## Exercise
Scan the following material for the string "Project" and copy each line in which it appears.

## Recorded data
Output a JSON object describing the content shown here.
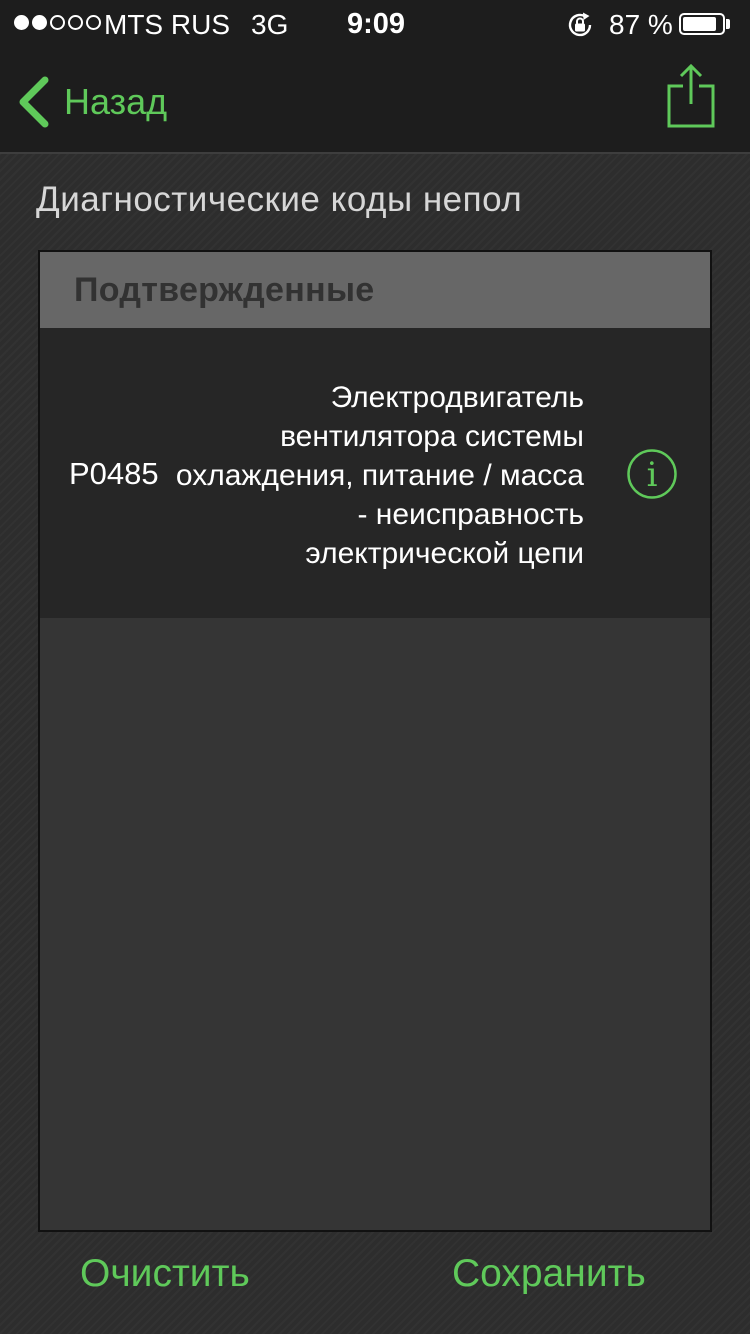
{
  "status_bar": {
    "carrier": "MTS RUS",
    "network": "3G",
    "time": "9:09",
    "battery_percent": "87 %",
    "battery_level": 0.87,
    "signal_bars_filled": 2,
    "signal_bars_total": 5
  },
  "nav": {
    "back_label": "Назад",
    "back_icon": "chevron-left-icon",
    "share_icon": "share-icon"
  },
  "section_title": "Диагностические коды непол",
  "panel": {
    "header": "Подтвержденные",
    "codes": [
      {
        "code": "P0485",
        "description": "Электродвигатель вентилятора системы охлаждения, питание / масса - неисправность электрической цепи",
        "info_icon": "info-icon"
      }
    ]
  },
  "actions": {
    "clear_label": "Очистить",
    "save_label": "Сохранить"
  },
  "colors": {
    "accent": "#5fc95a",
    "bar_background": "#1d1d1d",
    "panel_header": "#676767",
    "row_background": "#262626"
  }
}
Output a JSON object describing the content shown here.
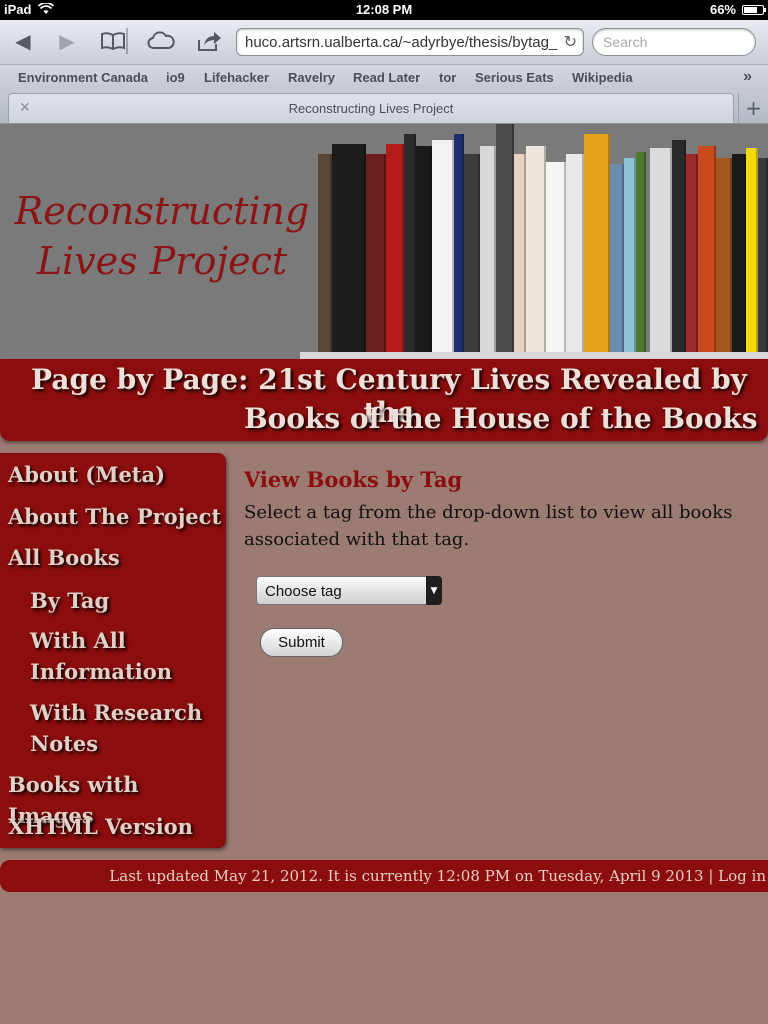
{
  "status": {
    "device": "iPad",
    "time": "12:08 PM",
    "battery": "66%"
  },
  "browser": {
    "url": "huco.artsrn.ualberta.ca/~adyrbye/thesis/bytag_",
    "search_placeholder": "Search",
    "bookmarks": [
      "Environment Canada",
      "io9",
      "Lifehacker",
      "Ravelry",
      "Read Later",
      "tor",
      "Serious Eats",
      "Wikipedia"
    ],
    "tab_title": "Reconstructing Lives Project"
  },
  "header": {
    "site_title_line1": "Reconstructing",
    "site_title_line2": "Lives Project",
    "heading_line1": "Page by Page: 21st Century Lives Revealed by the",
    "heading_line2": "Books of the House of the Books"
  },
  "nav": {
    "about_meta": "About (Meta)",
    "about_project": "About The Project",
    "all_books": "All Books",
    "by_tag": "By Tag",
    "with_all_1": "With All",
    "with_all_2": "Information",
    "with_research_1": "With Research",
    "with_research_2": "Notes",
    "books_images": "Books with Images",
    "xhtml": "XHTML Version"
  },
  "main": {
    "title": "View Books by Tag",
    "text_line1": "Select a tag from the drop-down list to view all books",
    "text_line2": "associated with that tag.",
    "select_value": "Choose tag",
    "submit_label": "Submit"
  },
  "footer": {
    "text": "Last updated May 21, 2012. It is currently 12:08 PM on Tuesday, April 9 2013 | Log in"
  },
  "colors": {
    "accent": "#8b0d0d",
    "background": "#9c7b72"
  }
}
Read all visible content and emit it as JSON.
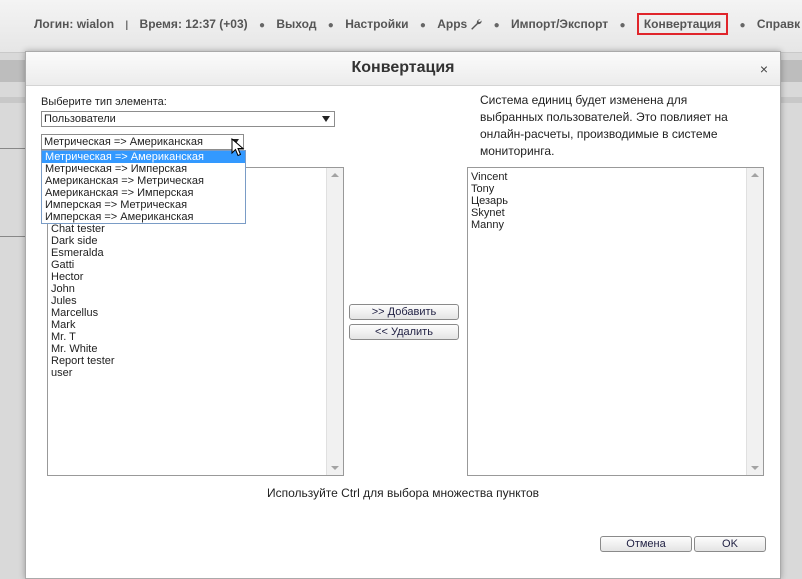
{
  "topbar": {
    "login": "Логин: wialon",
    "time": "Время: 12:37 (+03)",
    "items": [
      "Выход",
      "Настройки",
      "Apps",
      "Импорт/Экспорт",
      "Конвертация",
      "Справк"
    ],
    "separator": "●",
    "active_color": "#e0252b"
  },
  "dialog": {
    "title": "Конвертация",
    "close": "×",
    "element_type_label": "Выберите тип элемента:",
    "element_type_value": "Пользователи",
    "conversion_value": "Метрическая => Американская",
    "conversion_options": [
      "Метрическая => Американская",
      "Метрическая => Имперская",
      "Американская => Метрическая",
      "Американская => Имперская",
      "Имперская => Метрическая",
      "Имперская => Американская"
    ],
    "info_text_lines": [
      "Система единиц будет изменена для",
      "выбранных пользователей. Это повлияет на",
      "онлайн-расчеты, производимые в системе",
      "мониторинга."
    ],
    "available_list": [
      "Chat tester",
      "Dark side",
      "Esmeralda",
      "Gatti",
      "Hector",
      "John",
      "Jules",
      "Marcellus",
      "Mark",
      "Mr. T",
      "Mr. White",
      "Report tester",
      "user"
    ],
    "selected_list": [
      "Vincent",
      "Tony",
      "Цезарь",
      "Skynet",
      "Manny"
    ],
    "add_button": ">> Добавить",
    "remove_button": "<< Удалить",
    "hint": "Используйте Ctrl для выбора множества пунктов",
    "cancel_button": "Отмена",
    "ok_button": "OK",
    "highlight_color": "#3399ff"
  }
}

## The completed task
    "tab_title": "Reconstructing Lives Project"
    "site_title_line2": "Lives Project",
    "about_project": "About The Project",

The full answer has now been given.